AIM:
Every line of the material is to be repeated exactly as it stands.

::: DATA SHOWN

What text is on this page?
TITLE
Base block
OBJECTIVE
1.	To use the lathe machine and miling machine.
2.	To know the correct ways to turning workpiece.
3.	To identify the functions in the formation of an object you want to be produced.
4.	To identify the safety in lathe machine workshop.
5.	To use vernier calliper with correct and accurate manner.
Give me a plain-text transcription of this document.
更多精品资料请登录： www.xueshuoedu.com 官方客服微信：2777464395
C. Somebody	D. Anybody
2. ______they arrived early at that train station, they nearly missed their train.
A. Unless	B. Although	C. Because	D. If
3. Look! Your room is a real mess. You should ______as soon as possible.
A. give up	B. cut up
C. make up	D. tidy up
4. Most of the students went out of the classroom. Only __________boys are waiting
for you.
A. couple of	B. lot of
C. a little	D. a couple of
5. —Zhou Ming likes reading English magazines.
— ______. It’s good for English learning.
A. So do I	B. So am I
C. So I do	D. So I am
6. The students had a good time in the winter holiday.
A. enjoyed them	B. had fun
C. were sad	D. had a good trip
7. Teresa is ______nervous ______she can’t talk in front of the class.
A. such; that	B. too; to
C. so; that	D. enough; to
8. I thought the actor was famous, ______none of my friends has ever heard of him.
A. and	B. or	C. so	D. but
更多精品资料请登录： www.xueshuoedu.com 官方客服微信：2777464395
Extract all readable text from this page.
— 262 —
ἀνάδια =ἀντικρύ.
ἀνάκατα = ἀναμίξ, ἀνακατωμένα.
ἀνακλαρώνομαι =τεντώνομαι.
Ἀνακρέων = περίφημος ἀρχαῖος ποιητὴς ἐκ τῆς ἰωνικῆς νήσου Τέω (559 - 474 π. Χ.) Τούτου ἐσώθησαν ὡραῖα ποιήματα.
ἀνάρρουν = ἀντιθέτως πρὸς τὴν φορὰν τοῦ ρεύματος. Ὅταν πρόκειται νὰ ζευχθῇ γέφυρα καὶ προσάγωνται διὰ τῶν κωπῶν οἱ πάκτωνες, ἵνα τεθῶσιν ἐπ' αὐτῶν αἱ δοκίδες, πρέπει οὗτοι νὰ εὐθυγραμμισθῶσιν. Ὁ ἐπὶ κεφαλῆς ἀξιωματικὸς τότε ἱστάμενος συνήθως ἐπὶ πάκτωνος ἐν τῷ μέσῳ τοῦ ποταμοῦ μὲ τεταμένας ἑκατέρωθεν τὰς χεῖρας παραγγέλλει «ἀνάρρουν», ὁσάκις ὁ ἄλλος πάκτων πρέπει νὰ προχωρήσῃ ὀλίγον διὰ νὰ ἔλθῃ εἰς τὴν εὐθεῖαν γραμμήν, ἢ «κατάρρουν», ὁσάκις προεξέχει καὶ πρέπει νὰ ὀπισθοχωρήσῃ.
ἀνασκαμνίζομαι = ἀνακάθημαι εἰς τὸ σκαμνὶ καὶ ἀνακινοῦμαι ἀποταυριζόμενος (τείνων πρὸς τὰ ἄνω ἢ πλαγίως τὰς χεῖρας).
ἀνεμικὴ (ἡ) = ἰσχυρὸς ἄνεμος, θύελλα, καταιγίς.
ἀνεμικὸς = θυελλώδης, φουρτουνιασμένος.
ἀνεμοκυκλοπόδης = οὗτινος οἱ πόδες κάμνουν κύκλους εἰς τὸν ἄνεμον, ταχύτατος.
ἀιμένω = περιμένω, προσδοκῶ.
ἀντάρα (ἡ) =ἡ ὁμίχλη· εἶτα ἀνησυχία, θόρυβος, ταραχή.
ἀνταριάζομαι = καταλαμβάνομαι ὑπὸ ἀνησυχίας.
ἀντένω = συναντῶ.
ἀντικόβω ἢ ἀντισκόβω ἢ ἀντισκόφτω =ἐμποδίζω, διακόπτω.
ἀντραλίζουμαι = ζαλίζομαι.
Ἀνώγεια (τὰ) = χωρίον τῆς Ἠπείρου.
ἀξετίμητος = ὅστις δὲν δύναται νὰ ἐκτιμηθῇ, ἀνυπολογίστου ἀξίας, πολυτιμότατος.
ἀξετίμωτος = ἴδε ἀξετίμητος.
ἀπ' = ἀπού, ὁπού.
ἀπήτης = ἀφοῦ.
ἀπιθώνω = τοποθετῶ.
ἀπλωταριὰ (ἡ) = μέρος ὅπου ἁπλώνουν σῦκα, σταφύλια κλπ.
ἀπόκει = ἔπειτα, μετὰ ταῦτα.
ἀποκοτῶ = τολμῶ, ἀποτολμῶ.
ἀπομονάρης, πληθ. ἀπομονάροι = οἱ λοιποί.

::::::

ANSWER FOR THIS EXERCISE:
What text is on this page?
TITLE
Base block
OBJECTIVE
1.	To use the lathe machine and miling machine.
2.	To know the correct ways to turning workpiece.
3.	To identify the functions in the formation of an object you want to be produced.
4.	To identify the safety in lathe machine workshop.
5.	To use vernier calliper with correct and accurate manner.
Give me a plain-text transcription of this document.
更多精品资料请登录： www.xueshuoedu.com 官方客服微信：2777464395
C. Somebody	D. Anybody
2. ______they arrived early at that train station, they nearly missed their train.
A. Unless	B. Although	C. Because	D. If
3. Look! Your room is a real mess. You should ______as soon as possible.
A. give up	B. cut up
C. make up	D. tidy up
4. Most of the students went out of the classroom. Only __________boys are waiting
for you.
A. couple of	B. lot of
C. a little	D. a couple of
5. —Zhou Ming likes reading English magazines.
— ______. It’s good for English learning.
A. So do I	B. So am I
C. So I do	D. So I am
6. The students had a good time in the winter holiday.
A. enjoyed them	B. had fun
C. were sad	D. had a good trip
7. Teresa is ______nervous ______she can’t talk in front of the class.
A. such; that	B. too; to
C. so; that	D. enough; to
8. I thought the actor was famous, ______none of my friends has ever heard of him.
A. and	B. or	C. so	D. but
更多精品资料请登录： www.xueshuoedu.com 官方客服微信：2777464395
Extract all readable text from this page.
— 262 —
ἀνάδια =ἀντικρύ.
ἀνάκατα = ἀναμίξ, ἀνακατωμένα.
ἀνακλαρώνομαι =τεντώνομαι.
Ἀνακρέων = περίφημος ἀρχαῖος ποιητὴς ἐκ τῆς ἰωνικῆς νήσου Τέω (559 - 474 π. Χ.) Τούτου ἐσώθησαν ὡραῖα ποιήματα.
ἀνάρρουν = ἀντιθέτως πρὸς τὴν φορὰν τοῦ ρεύματος. Ὅταν πρόκειται νὰ ζευχθῇ γέφυρα καὶ προσάγωνται διὰ τῶν κωπῶν οἱ πάκτωνες, ἵνα τεθῶσιν ἐπ' αὐτῶν αἱ δοκίδες, πρέπει οὗτοι νὰ εὐθυγραμμισθῶσιν. Ὁ ἐπὶ κεφαλῆς ἀξιωματικὸς τότε ἱστάμενος συνήθως ἐπὶ πάκτωνος ἐν τῷ μέσῳ τοῦ ποταμοῦ μὲ τεταμένας ἑκατέρωθεν τὰς χεῖρας παραγγέλλει «ἀνάρρουν», ὁσάκις ὁ ἄλλος πάκτων πρέπει νὰ προχωρήσῃ ὀλίγον διὰ νὰ ἔλθῃ εἰς τὴν εὐθεῖαν γραμμήν, ἢ «κατάρρουν», ὁσάκις προεξέχει καὶ πρέπει νὰ ὀπισθοχωρήσῃ.
ἀνασκαμνίζομαι = ἀνακάθημαι εἰς τὸ σκαμνὶ καὶ ἀνακινοῦμαι ἀποταυριζόμενος (τείνων πρὸς τὰ ἄνω ἢ πλαγίως τὰς χεῖρας).
ἀνεμικὴ (ἡ) = ἰσχυρὸς ἄνεμος, θύελλα, καταιγίς.
ἀνεμικὸς = θυελλώδης, φουρτουνιασμένος.
ἀνεμοκυκλοπόδης = οὗτινος οἱ πόδες κάμνουν κύκλους εἰς τὸν ἄνεμον, ταχύτατος.
ἀιμένω = περιμένω, προσδοκῶ.
ἀντάρα (ἡ) =ἡ ὁμίχλη· εἶτα ἀνησυχία, θόρυβος, ταραχή.
ἀνταριάζομαι = καταλαμβάνομαι ὑπὸ ἀνησυχίας.
ἀντένω = συναντῶ.
ἀντικόβω ἢ ἀντισκόβω ἢ ἀντισκόφτω =ἐμποδίζω, διακόπτω.
ἀντραλίζουμαι = ζαλίζομαι.
Ἀνώγεια (τὰ) = χωρίον τῆς Ἠπείρου.
ἀξετίμητος = ὅστις δὲν δύναται νὰ ἐκτιμηθῇ, ἀνυπολογίστου ἀξίας, πολυτιμότατος.
ἀξετίμωτος = ἴδε ἀξετίμητος.
ἀπ' = ἀπού, ὁπού.
ἀπήτης = ἀφοῦ.
ἀπιθώνω = τοποθετῶ.
ἀπλωταριὰ (ἡ) = μέρος ὅπου ἁπλώνουν σῦκα, σταφύλια κλπ.
ἀπόκει = ἔπειτα, μετὰ ταῦτα.
ἀποκοτῶ = τολμῶ, ἀποτολμῶ.
ἀπομονάρης, πληθ. ἀπομονάροι = οἱ λοιποί.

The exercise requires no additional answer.